> PROBLEM STATEMENT
Copy each line of the records that contains the word "Cells".

> MATERIAL PROVIDED
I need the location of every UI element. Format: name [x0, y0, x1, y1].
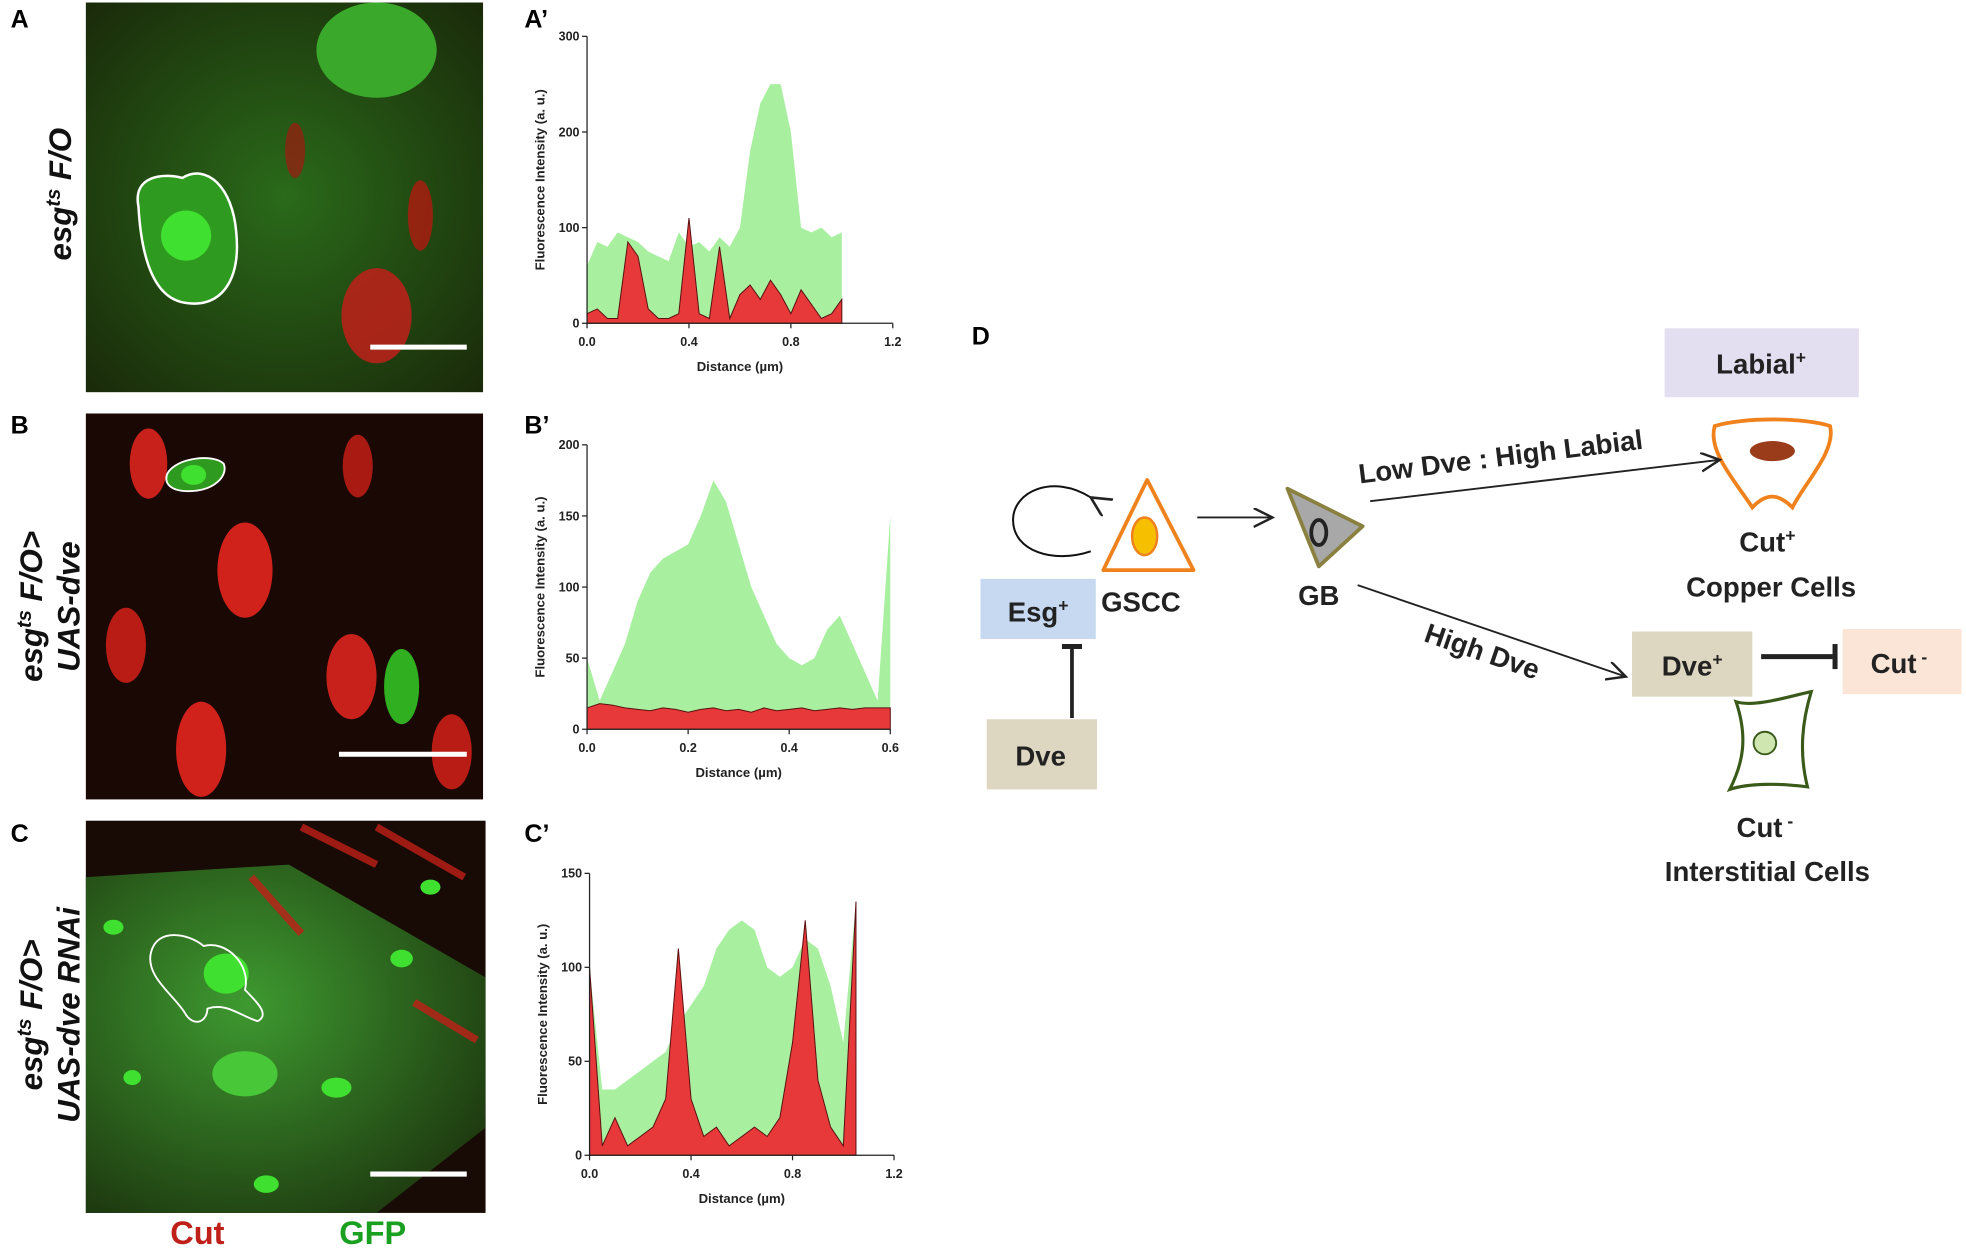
- label-sup: +: [1785, 525, 1795, 545]
- x-tick-label: 0.8: [782, 335, 799, 349]
- chart: 0 100 200 300 0.0 0.4 0.8 1.2 Distance (µm) Fluor…: [532, 30, 901, 374]
- channel-label: Cut: [170, 1215, 224, 1251]
- diagram-label: Cut+: [1739, 525, 1795, 557]
- diagram-label: Labial+: [1716, 347, 1806, 379]
- label-sup: -: [1917, 647, 1928, 667]
- micrograph-c: [85, 820, 486, 1213]
- y-axis-label: Fluorescence Intensity (a. u.): [535, 924, 550, 1105]
- label-sup: +: [1712, 649, 1722, 669]
- x-tick-label: 0.4: [680, 335, 697, 349]
- diagram-label: Dve+: [1662, 649, 1723, 681]
- genotype-label: UAS-dve RNAi: [52, 906, 87, 1123]
- genotype-part: F/O: [43, 128, 78, 189]
- genotype-label: esgts F/O>: [14, 531, 49, 682]
- y-tick-label: 150: [559, 509, 580, 523]
- label-sup: +: [1796, 347, 1806, 367]
- genotype-part: F/O>: [14, 531, 49, 610]
- genotype-label: esgts F/O>: [14, 939, 49, 1090]
- area-series: [589, 901, 857, 1156]
- genotype-part: esg: [43, 207, 78, 261]
- genotype-part: F/O>: [14, 939, 49, 1018]
- genotype-label: UAS-dve: [52, 541, 87, 671]
- area-series: [586, 218, 843, 324]
- x-tick-label: 1.2: [885, 1167, 902, 1181]
- label-text: Cut: [1871, 648, 1917, 679]
- diagram-shapes: [980, 328, 1962, 793]
- x-axis-label: Distance (µm): [697, 359, 783, 374]
- area-series: [586, 703, 891, 730]
- x-tick-label: 0.4: [780, 741, 797, 755]
- label-text: Dve: [1662, 650, 1713, 681]
- y-tick-label: 200: [559, 125, 580, 139]
- diagram-label: Cut -: [1737, 811, 1794, 843]
- x-axis-label: Distance (µm): [695, 765, 781, 780]
- panel-label: D: [972, 323, 990, 351]
- label-sup: +: [1058, 595, 1068, 615]
- genotype-part: ts: [14, 1019, 36, 1037]
- area-series: [587, 84, 842, 324]
- y-tick-label: 0: [575, 1149, 582, 1163]
- panel-label: C: [11, 820, 29, 848]
- genotype-part: ts: [14, 610, 36, 628]
- y-tick-label: 200: [559, 438, 580, 452]
- y-tick-label: 100: [559, 580, 580, 594]
- panel-label: A’: [524, 6, 548, 34]
- label-sup: -: [1782, 811, 1793, 831]
- x-tick-label: 0.8: [784, 1167, 801, 1181]
- panel-label: B’: [524, 412, 549, 440]
- x-axis-label: Distance (µm): [699, 1191, 785, 1206]
- diagram-label: Copper Cells: [1686, 571, 1856, 602]
- y-tick-label: 150: [561, 867, 582, 881]
- y-tick-label: 50: [568, 1055, 582, 1069]
- diagram-label: Esg+: [1008, 595, 1069, 627]
- y-tick-label: 100: [559, 221, 580, 235]
- diagram-label: Cut -: [1871, 647, 1928, 679]
- x-tick-label: 0.0: [581, 1167, 598, 1181]
- micrograph-a: [85, 2, 484, 393]
- chart: 0 50 100 150 200 0.0 0.2 0.4 0.6 Distance (µm) Flu…: [532, 438, 899, 780]
- chart: 0 50 100 150 0.0 0.4 0.8 1.2 Distance (µm) Fluore…: [535, 867, 903, 1206]
- panel-label: A: [11, 6, 29, 34]
- genotype-part: esg: [14, 628, 49, 682]
- area-series: [587, 480, 891, 730]
- diagram-label: GB: [1298, 580, 1339, 611]
- diagram-label: Low Dve : High Labial: [1357, 424, 1645, 490]
- label-text: Esg: [1008, 596, 1059, 627]
- panel-label: C’: [524, 820, 549, 848]
- x-tick-label: 0.4: [682, 1167, 699, 1181]
- channel-label: GFP: [339, 1215, 406, 1251]
- diagram-label: Interstitial Cells: [1665, 856, 1870, 887]
- label-text: Labial: [1716, 348, 1796, 379]
- x-tick-label: 1.2: [884, 335, 901, 349]
- micrograph-b: [85, 413, 484, 800]
- x-tick-label: 0.6: [882, 741, 899, 755]
- genotype-part: esg: [14, 1036, 49, 1090]
- genotype-part: UAS-dve RNAi: [52, 906, 87, 1123]
- genotype-label: esgts F/O: [43, 128, 78, 261]
- x-tick-label: 0.0: [578, 741, 595, 755]
- panel-label: B: [11, 412, 29, 440]
- label-text: Cut: [1739, 526, 1785, 557]
- y-tick-label: 300: [559, 30, 580, 44]
- y-tick-label: 50: [566, 652, 580, 666]
- y-axis-label: Fluorescence Intensity (a. u.): [532, 89, 547, 270]
- diagram-label: GSCC: [1101, 586, 1181, 617]
- genotype-part: ts: [43, 189, 65, 207]
- y-tick-label: 0: [573, 723, 580, 737]
- x-tick-label: 0.0: [578, 335, 595, 349]
- y-tick-label: 0: [573, 317, 580, 331]
- label-text: Cut: [1737, 812, 1783, 843]
- genotype-part: UAS-dve: [52, 541, 87, 671]
- y-tick-label: 100: [561, 961, 582, 975]
- x-tick-label: 0.2: [679, 741, 696, 755]
- y-axis-label: Fluorescence Intensity (a. u.): [532, 496, 547, 677]
- diagram-label: Dve: [1015, 741, 1066, 772]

> RESPONSE BOX
- diagram-label: Copper Cells: [1686, 571, 1856, 602]
- diagram-label: Interstitial Cells: [1665, 856, 1870, 887]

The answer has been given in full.